— Requirement —
Copy each line exactly. Leave nothing out.

### Source material ###

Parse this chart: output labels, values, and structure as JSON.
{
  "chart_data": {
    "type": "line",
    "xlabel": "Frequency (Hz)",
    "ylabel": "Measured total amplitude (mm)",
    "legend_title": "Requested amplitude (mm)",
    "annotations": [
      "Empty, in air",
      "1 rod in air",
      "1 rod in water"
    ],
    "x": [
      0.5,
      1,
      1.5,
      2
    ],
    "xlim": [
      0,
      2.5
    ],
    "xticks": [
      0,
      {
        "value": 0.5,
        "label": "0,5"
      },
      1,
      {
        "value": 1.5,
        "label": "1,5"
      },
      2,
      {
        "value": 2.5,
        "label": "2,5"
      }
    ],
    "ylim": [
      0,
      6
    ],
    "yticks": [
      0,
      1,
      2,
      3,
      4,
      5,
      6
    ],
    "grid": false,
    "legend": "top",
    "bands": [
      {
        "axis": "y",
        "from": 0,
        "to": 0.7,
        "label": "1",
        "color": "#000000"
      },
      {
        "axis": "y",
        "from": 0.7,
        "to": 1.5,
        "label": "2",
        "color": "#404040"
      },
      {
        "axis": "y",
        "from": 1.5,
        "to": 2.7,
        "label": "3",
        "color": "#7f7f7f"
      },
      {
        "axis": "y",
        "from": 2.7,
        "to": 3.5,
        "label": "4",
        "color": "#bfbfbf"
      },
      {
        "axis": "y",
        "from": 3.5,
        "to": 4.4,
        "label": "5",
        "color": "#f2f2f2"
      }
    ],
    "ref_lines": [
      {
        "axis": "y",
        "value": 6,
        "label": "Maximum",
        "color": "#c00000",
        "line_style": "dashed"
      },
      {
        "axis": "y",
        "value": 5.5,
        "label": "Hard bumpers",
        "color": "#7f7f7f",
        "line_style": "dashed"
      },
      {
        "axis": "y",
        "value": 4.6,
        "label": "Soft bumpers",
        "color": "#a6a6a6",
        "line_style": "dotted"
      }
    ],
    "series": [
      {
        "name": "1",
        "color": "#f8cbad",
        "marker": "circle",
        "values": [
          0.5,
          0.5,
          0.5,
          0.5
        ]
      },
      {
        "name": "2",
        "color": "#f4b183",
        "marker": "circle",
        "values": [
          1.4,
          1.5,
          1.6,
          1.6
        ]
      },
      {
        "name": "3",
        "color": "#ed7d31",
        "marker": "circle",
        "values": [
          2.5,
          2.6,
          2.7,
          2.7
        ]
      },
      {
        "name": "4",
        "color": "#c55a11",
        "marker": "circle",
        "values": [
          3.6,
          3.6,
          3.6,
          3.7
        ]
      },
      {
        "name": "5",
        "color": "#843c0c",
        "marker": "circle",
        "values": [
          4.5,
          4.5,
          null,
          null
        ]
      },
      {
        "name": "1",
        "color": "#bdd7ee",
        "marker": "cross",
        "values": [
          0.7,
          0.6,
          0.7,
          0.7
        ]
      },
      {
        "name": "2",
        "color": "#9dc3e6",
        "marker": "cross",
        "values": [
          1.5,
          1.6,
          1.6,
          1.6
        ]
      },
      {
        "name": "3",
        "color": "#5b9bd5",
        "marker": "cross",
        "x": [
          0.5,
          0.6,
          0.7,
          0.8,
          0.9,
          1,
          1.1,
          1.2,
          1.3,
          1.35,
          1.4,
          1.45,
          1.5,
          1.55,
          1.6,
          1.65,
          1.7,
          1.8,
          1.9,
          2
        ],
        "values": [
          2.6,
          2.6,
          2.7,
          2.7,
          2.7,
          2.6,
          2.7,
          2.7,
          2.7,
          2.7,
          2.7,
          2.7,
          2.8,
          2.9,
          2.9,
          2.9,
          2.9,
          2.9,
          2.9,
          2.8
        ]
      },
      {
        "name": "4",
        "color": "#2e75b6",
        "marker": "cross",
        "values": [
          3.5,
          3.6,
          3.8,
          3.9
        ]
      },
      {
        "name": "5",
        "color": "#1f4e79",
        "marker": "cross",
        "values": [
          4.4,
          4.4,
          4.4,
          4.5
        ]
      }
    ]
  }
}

###

— Solution to this problem —
Parse this chart: output labels, values, and structure as JSON.
{
  "chart_data": {
    "type": "line",
    "xlabel": "Frequency (Hz)",
    "ylabel": "Measured total amplitude (mm)",
    "legend_title": "Requested amplitude (mm)",
    "annotations": [
      "Empty, in air",
      "1 rod in air",
      "1 rod in water"
    ],
    "x": [
      0.5,
      1,
      1.5,
      2
    ],
    "xlim": [
      0,
      2.5
    ],
    "xticks": [
      0,
      {
        "value": 0.5,
        "label": "0,5"
      },
      1,
      {
        "value": 1.5,
        "label": "1,5"
      },
      2,
      {
        "value": 2.5,
        "label": "2,5"
      }
    ],
    "ylim": [
      0,
      6
    ],
    "yticks": [
      0,
      1,
      2,
      3,
      4,
      5,
      6
    ],
    "grid": false,
    "legend": "top",
    "bands": [
      {
        "axis": "y",
        "from": 0,
        "to": 0.7,
        "label": "1",
        "color": "#000000"
      },
      {
        "axis": "y",
        "from": 0.7,
        "to": 1.5,
        "label": "2",
        "color": "#404040"
      },
      {
        "axis": "y",
        "from": 1.5,
        "to": 2.7,
        "label": "3",
        "color": "#7f7f7f"
      },
      {
        "axis": "y",
        "from": 2.7,
        "to": 3.5,
        "label": "4",
        "color": "#bfbfbf"
      },
      {
        "axis": "y",
        "from": 3.5,
        "to": 4.4,
        "label": "5",
        "color": "#f2f2f2"
      }
    ],
    "ref_lines": [
      {
        "axis": "y",
        "value": 6,
        "label": "Maximum",
        "color": "#c00000",
        "line_style": "dashed"
      },
      {
        "axis": "y",
        "value": 5.5,
        "label": "Hard bumpers",
        "color": "#7f7f7f",
        "line_style": "dashed"
      },
      {
        "axis": "y",
        "value": 4.6,
        "label": "Soft bumpers",
        "color": "#a6a6a6",
        "line_style": "dotted"
      }
    ],
    "series": [
      {
        "name": "1",
        "color": "#f8cbad",
        "marker": "circle",
        "values": [
          0.5,
          0.5,
          0.5,
          0.5
        ]
      },
      {
        "name": "2",
        "color": "#f4b183",
        "marker": "circle",
        "values": [
          1.4,
          1.5,
          1.6,
          1.6
        ]
      },
      {
        "name": "3",
        "color": "#ed7d31",
        "marker": "circle",
        "values": [
          2.5,
          2.6,
          2.7,
          2.7
        ]
      },
      {
        "name": "4",
        "color": "#c55a11",
        "marker": "circle",
        "values": [
          3.6,
          3.6,
          3.6,
          3.7
        ]
      },
      {
        "name": "5",
        "color": "#843c0c",
        "marker": "circle",
        "values": [
          4.5,
          4.5,
          null,
          null
        ]
      },
      {
        "name": "1",
        "color": "#bdd7ee",
        "marker": "cross",
        "values": [
          0.7,
          0.6,
          0.7,
          0.7
        ]
      },
      {
        "name": "2",
        "color": "#9dc3e6",
        "marker": "cross",
        "values": [
          1.5,
          1.6,
          1.6,
          1.6
        ]
      },
      {
        "name": "3",
        "color": "#5b9bd5",
        "marker": "cross",
        "x": [
          0.5,
          0.6,
          0.7,
          0.8,
          0.9,
          1,
          1.1,
          1.2,
          1.3,
          1.35,
          1.4,
          1.45,
          1.5,
          1.55,
          1.6,
          1.65,
          1.7,
          1.8,
          1.9,
          2
        ],
        "values": [
          2.6,
          2.6,
          2.7,
          2.7,
          2.7,
          2.6,
          2.7,
          2.7,
          2.7,
          2.7,
          2.7,
          2.7,
          2.8,
          2.9,
          2.9,
          2.9,
          2.9,
          2.9,
          2.9,
          2.8
        ]
      },
      {
        "name": "4",
        "color": "#2e75b6",
        "marker": "cross",
        "values": [
          3.5,
          3.6,
          3.8,
          3.9
        ]
      },
      {
        "name": "5",
        "color": "#1f4e79",
        "marker": "cross",
        "values": [
          4.4,
          4.4,
          4.4,
          4.5
        ]
      }
    ]
  }
}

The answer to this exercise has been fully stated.